REQUIRED WORK: Lay out the material starting at the line containing "What elements are" and ending at the line containing "tab-measure-tools[interactable]: Measure tools" as a JSON list of strings, one string per line with blank lines omitted.

MATERIAL SHOWN:

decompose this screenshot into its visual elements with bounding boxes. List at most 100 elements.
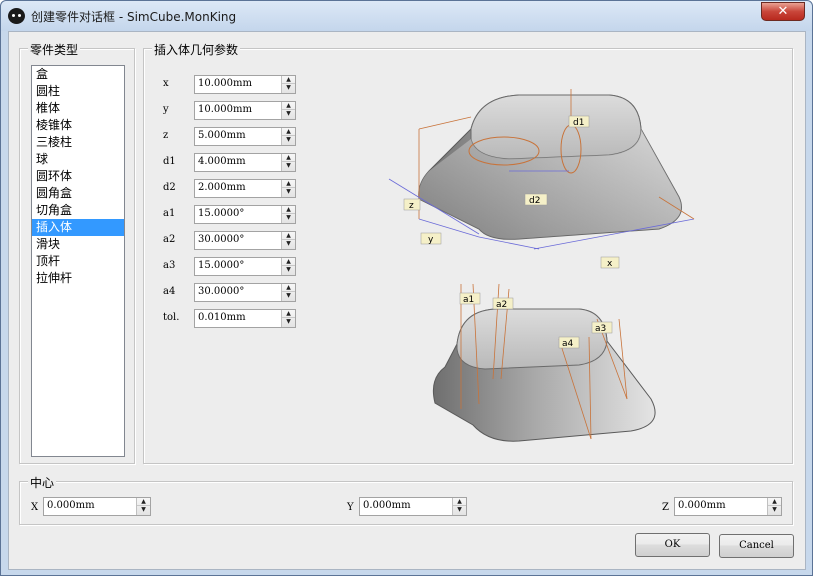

...

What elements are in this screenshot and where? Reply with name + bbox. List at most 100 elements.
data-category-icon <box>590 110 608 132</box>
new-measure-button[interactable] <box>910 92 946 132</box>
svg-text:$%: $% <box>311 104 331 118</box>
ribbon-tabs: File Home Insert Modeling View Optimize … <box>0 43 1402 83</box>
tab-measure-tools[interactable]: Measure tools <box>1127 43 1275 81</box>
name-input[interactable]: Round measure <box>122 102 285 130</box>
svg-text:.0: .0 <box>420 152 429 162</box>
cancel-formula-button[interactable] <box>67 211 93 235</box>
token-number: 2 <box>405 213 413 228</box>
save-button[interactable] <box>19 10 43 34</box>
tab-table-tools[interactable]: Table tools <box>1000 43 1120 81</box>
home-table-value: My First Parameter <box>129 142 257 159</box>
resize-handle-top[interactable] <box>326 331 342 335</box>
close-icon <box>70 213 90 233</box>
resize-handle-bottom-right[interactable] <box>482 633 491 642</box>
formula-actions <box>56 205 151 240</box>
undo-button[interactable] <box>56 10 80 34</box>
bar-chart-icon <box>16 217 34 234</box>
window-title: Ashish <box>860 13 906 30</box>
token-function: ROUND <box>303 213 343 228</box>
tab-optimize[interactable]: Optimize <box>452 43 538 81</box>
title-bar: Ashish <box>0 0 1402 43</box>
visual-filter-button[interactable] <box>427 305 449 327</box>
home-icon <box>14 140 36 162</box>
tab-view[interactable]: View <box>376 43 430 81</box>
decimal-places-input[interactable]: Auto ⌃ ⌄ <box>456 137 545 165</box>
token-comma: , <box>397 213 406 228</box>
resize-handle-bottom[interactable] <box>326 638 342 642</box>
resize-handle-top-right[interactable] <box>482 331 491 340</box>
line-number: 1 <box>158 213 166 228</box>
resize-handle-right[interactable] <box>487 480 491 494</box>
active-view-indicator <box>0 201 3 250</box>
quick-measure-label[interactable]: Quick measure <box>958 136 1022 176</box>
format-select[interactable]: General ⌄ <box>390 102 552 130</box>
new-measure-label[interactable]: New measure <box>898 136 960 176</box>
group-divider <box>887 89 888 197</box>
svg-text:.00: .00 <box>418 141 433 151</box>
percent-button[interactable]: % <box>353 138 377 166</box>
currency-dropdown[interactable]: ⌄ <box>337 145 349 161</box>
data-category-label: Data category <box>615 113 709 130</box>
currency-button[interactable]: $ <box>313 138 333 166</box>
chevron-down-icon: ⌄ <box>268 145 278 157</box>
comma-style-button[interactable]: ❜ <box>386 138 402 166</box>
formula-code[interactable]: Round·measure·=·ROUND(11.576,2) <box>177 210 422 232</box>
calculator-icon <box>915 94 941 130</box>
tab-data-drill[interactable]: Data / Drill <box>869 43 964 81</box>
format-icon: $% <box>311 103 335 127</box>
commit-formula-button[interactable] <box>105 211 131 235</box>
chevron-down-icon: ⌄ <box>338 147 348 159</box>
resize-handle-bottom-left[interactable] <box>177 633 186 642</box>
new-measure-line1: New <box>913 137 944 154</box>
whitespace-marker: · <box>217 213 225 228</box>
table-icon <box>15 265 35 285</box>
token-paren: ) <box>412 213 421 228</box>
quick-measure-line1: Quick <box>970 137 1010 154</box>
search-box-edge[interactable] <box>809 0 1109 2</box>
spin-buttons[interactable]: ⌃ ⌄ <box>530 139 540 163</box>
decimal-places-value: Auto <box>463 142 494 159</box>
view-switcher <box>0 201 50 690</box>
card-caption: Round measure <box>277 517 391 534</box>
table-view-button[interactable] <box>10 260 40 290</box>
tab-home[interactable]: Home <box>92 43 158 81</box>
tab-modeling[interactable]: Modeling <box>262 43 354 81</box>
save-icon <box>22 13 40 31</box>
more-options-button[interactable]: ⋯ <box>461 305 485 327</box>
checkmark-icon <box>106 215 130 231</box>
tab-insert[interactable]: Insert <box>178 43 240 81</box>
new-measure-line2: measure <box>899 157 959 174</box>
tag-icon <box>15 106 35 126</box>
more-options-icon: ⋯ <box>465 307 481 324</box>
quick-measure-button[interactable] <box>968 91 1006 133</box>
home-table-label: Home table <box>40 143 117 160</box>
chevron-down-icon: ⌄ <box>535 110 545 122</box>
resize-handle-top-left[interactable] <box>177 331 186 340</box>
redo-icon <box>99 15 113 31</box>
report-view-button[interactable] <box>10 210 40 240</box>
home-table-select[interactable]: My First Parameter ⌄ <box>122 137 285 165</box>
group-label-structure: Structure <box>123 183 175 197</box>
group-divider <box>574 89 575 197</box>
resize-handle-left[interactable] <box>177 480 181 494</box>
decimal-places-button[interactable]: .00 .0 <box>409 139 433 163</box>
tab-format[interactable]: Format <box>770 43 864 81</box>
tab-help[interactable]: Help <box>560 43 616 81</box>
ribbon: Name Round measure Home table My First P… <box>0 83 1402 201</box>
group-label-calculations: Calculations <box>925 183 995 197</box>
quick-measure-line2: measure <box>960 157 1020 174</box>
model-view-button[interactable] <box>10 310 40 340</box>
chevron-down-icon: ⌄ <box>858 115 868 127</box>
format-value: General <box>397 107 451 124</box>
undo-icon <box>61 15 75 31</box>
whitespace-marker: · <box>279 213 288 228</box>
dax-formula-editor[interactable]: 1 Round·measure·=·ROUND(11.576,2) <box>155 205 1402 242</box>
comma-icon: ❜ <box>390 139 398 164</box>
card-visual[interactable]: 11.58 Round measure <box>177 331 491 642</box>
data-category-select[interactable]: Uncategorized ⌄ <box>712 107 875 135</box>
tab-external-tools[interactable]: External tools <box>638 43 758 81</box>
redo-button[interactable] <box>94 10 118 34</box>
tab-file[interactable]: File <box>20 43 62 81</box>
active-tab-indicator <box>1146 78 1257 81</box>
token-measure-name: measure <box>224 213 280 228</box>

* * *

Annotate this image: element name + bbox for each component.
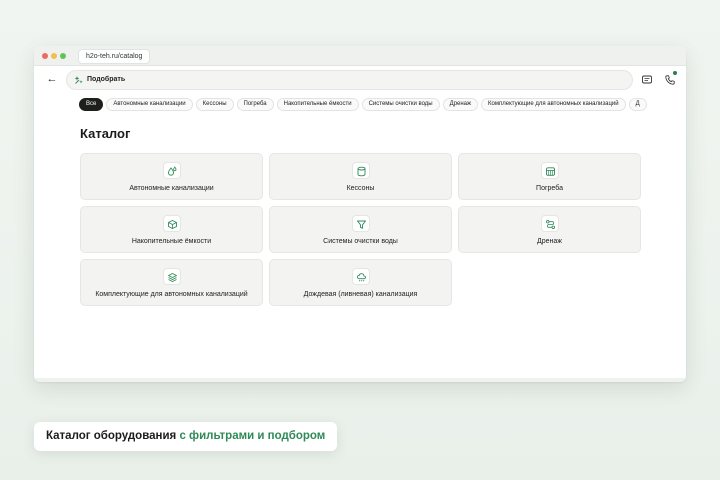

EXERCISE RESPONSE:
[
  "What elements are in this screenshot and where? Reply with name + bbox. List at most 100 elements.",
  "data-category-icon <box>590 110 608 132</box>",
  "new-measure-button[interactable] <box>910 92 946 132</box>",
  "svg-text:$%: $% <box>311 104 331 118</box>",
  "ribbon-tabs: File Home Insert Modeling View Optimize … <box>0 43 1402 83</box>",
  "tab-measure-tools[interactable]: Measure tools <box>1127 43 1275 81</box>"
]